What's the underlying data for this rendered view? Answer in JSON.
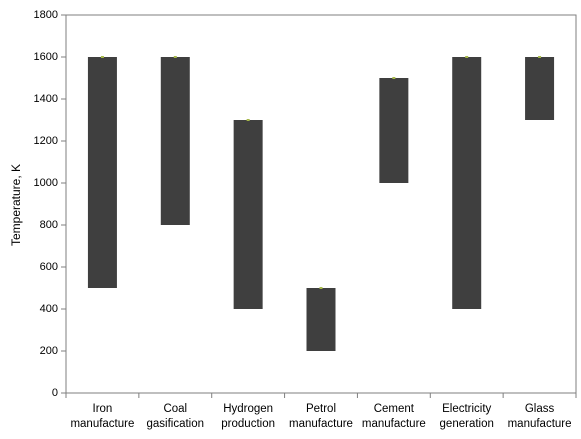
{
  "chart_data": {
    "type": "bar",
    "subtype": "floating-range",
    "categories": [
      [
        "Iron",
        "manufacture"
      ],
      [
        "Coal",
        "gasification"
      ],
      [
        "Hydrogen",
        "production"
      ],
      [
        "Petrol",
        "manufacture"
      ],
      [
        "Cement",
        "manufacture"
      ],
      [
        "Electricity",
        "generation"
      ],
      [
        "Glass",
        "manufacture"
      ]
    ],
    "ranges": [
      [
        500,
        1600
      ],
      [
        800,
        1600
      ],
      [
        400,
        1300
      ],
      [
        200,
        500
      ],
      [
        1000,
        1500
      ],
      [
        400,
        1600
      ],
      [
        1300,
        1600
      ]
    ],
    "xlabel": "",
    "ylabel": "Temperature, K",
    "ylim": [
      0,
      1800
    ],
    "yticks": [
      0,
      200,
      400,
      600,
      800,
      1000,
      1200,
      1400,
      1600,
      1800
    ],
    "grid": false,
    "legend": "none",
    "colors": {
      "bar": "#3f3f3f",
      "marker": "#a6b84a",
      "axis": "#7f7f7f"
    }
  }
}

EXERCISE OBJECTIVE.
Without the pictures, repeat the listing above exactly.

RESULT OF THE TASK.
What's the underlying data for this rendered view? Answer in JSON.
{
  "chart_data": {
    "type": "bar",
    "subtype": "floating-range",
    "categories": [
      [
        "Iron",
        "manufacture"
      ],
      [
        "Coal",
        "gasification"
      ],
      [
        "Hydrogen",
        "production"
      ],
      [
        "Petrol",
        "manufacture"
      ],
      [
        "Cement",
        "manufacture"
      ],
      [
        "Electricity",
        "generation"
      ],
      [
        "Glass",
        "manufacture"
      ]
    ],
    "ranges": [
      [
        500,
        1600
      ],
      [
        800,
        1600
      ],
      [
        400,
        1300
      ],
      [
        200,
        500
      ],
      [
        1000,
        1500
      ],
      [
        400,
        1600
      ],
      [
        1300,
        1600
      ]
    ],
    "xlabel": "",
    "ylabel": "Temperature, K",
    "ylim": [
      0,
      1800
    ],
    "yticks": [
      0,
      200,
      400,
      600,
      800,
      1000,
      1200,
      1400,
      1600,
      1800
    ],
    "grid": false,
    "legend": "none",
    "colors": {
      "bar": "#3f3f3f",
      "marker": "#a6b84a",
      "axis": "#7f7f7f"
    }
  }
}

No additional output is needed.